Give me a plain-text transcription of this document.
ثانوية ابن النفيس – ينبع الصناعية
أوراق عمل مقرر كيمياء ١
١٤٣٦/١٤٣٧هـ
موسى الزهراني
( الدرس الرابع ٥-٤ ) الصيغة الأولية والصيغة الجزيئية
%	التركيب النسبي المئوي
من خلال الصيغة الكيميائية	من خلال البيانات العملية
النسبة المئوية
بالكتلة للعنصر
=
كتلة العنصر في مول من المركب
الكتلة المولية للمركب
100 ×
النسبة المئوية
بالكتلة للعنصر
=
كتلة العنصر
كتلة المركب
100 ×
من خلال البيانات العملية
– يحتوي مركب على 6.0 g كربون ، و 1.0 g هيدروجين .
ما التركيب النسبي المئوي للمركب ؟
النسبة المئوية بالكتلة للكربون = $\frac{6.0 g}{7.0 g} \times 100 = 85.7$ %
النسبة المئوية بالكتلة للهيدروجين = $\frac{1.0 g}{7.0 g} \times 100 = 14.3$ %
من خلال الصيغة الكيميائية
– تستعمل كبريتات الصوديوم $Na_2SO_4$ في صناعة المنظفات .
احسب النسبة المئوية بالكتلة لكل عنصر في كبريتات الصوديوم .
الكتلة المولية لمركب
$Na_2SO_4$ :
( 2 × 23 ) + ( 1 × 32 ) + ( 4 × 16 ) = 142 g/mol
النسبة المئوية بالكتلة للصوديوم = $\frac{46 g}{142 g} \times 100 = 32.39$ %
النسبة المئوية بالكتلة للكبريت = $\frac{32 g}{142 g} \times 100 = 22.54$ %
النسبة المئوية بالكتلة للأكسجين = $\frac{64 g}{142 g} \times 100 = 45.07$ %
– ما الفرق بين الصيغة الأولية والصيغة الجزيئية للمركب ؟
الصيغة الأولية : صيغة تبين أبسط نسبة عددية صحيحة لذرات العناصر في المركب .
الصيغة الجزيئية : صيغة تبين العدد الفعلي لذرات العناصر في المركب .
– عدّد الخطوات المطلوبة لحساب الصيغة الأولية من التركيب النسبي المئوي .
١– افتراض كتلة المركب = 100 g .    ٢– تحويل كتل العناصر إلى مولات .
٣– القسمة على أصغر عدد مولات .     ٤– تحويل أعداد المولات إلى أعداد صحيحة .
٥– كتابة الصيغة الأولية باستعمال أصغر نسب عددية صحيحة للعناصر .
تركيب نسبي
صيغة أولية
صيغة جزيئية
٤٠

Work instructions:
Repeat the material above in full, quoting it exactly.

The answer:
Give me a plain-text transcription of this document.
ثانوية ابن النفيس – ينبع الصناعية
أوراق عمل مقرر كيمياء ١
١٤٣٦/١٤٣٧هـ
موسى الزهراني
( الدرس الرابع ٥-٤ ) الصيغة الأولية والصيغة الجزيئية
%	التركيب النسبي المئوي
من خلال الصيغة الكيميائية	من خلال البيانات العملية
النسبة المئوية
بالكتلة للعنصر
=
كتلة العنصر في مول من المركب
الكتلة المولية للمركب
100 ×
النسبة المئوية
بالكتلة للعنصر
=
كتلة العنصر
كتلة المركب
100 ×
من خلال البيانات العملية
– يحتوي مركب على 6.0 g كربون ، و 1.0 g هيدروجين .
ما التركيب النسبي المئوي للمركب ؟
النسبة المئوية بالكتلة للكربون = $\frac{6.0 g}{7.0 g} \times 100 = 85.7$ %
النسبة المئوية بالكتلة للهيدروجين = $\frac{1.0 g}{7.0 g} \times 100 = 14.3$ %
من خلال الصيغة الكيميائية
– تستعمل كبريتات الصوديوم $Na_2SO_4$ في صناعة المنظفات .
احسب النسبة المئوية بالكتلة لكل عنصر في كبريتات الصوديوم .
الكتلة المولية لمركب
$Na_2SO_4$ :
( 2 × 23 ) + ( 1 × 32 ) + ( 4 × 16 ) = 142 g/mol
النسبة المئوية بالكتلة للصوديوم = $\frac{46 g}{142 g} \times 100 = 32.39$ %
النسبة المئوية بالكتلة للكبريت = $\frac{32 g}{142 g} \times 100 = 22.54$ %
النسبة المئوية بالكتلة للأكسجين = $\frac{64 g}{142 g} \times 100 = 45.07$ %
– ما الفرق بين الصيغة الأولية والصيغة الجزيئية للمركب ؟
الصيغة الأولية : صيغة تبين أبسط نسبة عددية صحيحة لذرات العناصر في المركب .
الصيغة الجزيئية : صيغة تبين العدد الفعلي لذرات العناصر في المركب .
– عدّد الخطوات المطلوبة لحساب الصيغة الأولية من التركيب النسبي المئوي .
١– افتراض كتلة المركب = 100 g .    ٢– تحويل كتل العناصر إلى مولات .
٣– القسمة على أصغر عدد مولات .     ٤– تحويل أعداد المولات إلى أعداد صحيحة .
٥– كتابة الصيغة الأولية باستعمال أصغر نسب عددية صحيحة للعناصر .
تركيب نسبي
صيغة أولية
صيغة جزيئية
٤٠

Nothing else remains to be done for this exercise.